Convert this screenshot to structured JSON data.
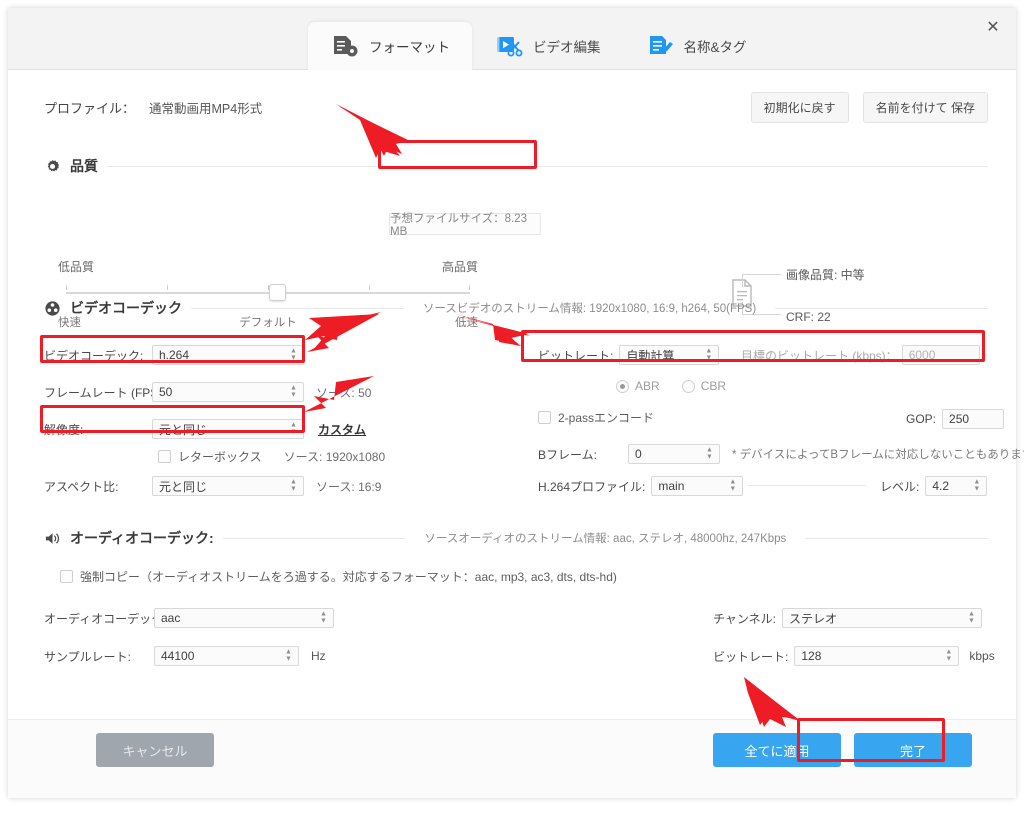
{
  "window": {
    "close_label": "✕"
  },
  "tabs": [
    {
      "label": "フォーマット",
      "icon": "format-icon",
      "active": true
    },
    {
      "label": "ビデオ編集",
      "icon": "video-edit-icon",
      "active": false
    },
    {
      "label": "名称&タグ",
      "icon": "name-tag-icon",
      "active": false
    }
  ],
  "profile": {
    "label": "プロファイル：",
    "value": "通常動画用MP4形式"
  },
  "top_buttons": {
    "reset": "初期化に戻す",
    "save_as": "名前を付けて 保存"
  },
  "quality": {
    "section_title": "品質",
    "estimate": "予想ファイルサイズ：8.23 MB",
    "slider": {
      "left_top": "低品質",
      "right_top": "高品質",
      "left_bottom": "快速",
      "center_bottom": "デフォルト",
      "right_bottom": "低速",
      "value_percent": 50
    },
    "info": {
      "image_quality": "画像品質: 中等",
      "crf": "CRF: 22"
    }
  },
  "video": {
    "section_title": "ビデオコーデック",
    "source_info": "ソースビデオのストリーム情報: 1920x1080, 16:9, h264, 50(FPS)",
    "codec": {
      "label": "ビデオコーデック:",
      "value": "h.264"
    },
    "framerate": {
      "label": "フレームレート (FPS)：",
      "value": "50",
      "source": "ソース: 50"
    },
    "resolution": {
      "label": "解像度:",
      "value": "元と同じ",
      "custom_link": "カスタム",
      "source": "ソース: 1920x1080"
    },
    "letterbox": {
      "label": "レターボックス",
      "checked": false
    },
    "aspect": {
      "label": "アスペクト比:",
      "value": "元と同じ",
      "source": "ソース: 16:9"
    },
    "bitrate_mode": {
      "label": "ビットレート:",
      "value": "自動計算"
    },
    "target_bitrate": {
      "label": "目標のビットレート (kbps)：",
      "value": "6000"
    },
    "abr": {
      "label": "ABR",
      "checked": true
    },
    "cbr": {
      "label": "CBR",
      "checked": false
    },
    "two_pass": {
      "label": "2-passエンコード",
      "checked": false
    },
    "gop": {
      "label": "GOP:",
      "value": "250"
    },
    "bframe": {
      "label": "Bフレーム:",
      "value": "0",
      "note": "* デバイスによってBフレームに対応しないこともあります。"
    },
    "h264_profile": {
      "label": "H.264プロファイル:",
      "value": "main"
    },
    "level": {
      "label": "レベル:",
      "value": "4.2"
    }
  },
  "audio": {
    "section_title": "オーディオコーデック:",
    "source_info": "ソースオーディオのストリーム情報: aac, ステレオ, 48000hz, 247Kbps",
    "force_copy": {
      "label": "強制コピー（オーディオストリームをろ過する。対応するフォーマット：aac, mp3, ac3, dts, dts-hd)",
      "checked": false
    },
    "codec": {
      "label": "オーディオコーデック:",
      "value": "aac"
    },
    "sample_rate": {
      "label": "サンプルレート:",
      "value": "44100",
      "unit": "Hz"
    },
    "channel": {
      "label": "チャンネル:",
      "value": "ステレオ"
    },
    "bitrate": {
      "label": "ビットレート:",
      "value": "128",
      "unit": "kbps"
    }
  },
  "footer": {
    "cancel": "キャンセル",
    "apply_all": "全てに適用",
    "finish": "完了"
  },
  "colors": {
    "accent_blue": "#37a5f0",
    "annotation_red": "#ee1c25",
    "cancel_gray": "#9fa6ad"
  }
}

:: What you need to do ::
Reproduce the full listing faithfully, but do not carry over any pictures.

:: Finished task ::
Convert this screenshot to structured JSON data.
{
  "window": {
    "close_label": "✕"
  },
  "tabs": [
    {
      "label": "フォーマット",
      "icon": "format-icon",
      "active": true
    },
    {
      "label": "ビデオ編集",
      "icon": "video-edit-icon",
      "active": false
    },
    {
      "label": "名称&タグ",
      "icon": "name-tag-icon",
      "active": false
    }
  ],
  "profile": {
    "label": "プロファイル：",
    "value": "通常動画用MP4形式"
  },
  "top_buttons": {
    "reset": "初期化に戻す",
    "save_as": "名前を付けて 保存"
  },
  "quality": {
    "section_title": "品質",
    "estimate": "予想ファイルサイズ：8.23 MB",
    "slider": {
      "left_top": "低品質",
      "right_top": "高品質",
      "left_bottom": "快速",
      "center_bottom": "デフォルト",
      "right_bottom": "低速",
      "value_percent": 50
    },
    "info": {
      "image_quality": "画像品質: 中等",
      "crf": "CRF: 22"
    }
  },
  "video": {
    "section_title": "ビデオコーデック",
    "source_info": "ソースビデオのストリーム情報: 1920x1080, 16:9, h264, 50(FPS)",
    "codec": {
      "label": "ビデオコーデック:",
      "value": "h.264"
    },
    "framerate": {
      "label": "フレームレート (FPS)：",
      "value": "50",
      "source": "ソース: 50"
    },
    "resolution": {
      "label": "解像度:",
      "value": "元と同じ",
      "custom_link": "カスタム",
      "source": "ソース: 1920x1080"
    },
    "letterbox": {
      "label": "レターボックス",
      "checked": false
    },
    "aspect": {
      "label": "アスペクト比:",
      "value": "元と同じ",
      "source": "ソース: 16:9"
    },
    "bitrate_mode": {
      "label": "ビットレート:",
      "value": "自動計算"
    },
    "target_bitrate": {
      "label": "目標のビットレート (kbps)：",
      "value": "6000"
    },
    "abr": {
      "label": "ABR",
      "checked": true
    },
    "cbr": {
      "label": "CBR",
      "checked": false
    },
    "two_pass": {
      "label": "2-passエンコード",
      "checked": false
    },
    "gop": {
      "label": "GOP:",
      "value": "250"
    },
    "bframe": {
      "label": "Bフレーム:",
      "value": "0",
      "note": "* デバイスによってBフレームに対応しないこともあります。"
    },
    "h264_profile": {
      "label": "H.264プロファイル:",
      "value": "main"
    },
    "level": {
      "label": "レベル:",
      "value": "4.2"
    }
  },
  "audio": {
    "section_title": "オーディオコーデック:",
    "source_info": "ソースオーディオのストリーム情報: aac, ステレオ, 48000hz, 247Kbps",
    "force_copy": {
      "label": "強制コピー（オーディオストリームをろ過する。対応するフォーマット：aac, mp3, ac3, dts, dts-hd)",
      "checked": false
    },
    "codec": {
      "label": "オーディオコーデック:",
      "value": "aac"
    },
    "sample_rate": {
      "label": "サンプルレート:",
      "value": "44100",
      "unit": "Hz"
    },
    "channel": {
      "label": "チャンネル:",
      "value": "ステレオ"
    },
    "bitrate": {
      "label": "ビットレート:",
      "value": "128",
      "unit": "kbps"
    }
  },
  "footer": {
    "cancel": "キャンセル",
    "apply_all": "全てに適用",
    "finish": "完了"
  },
  "colors": {
    "accent_blue": "#37a5f0",
    "annotation_red": "#ee1c25",
    "cancel_gray": "#9fa6ad"
  }
}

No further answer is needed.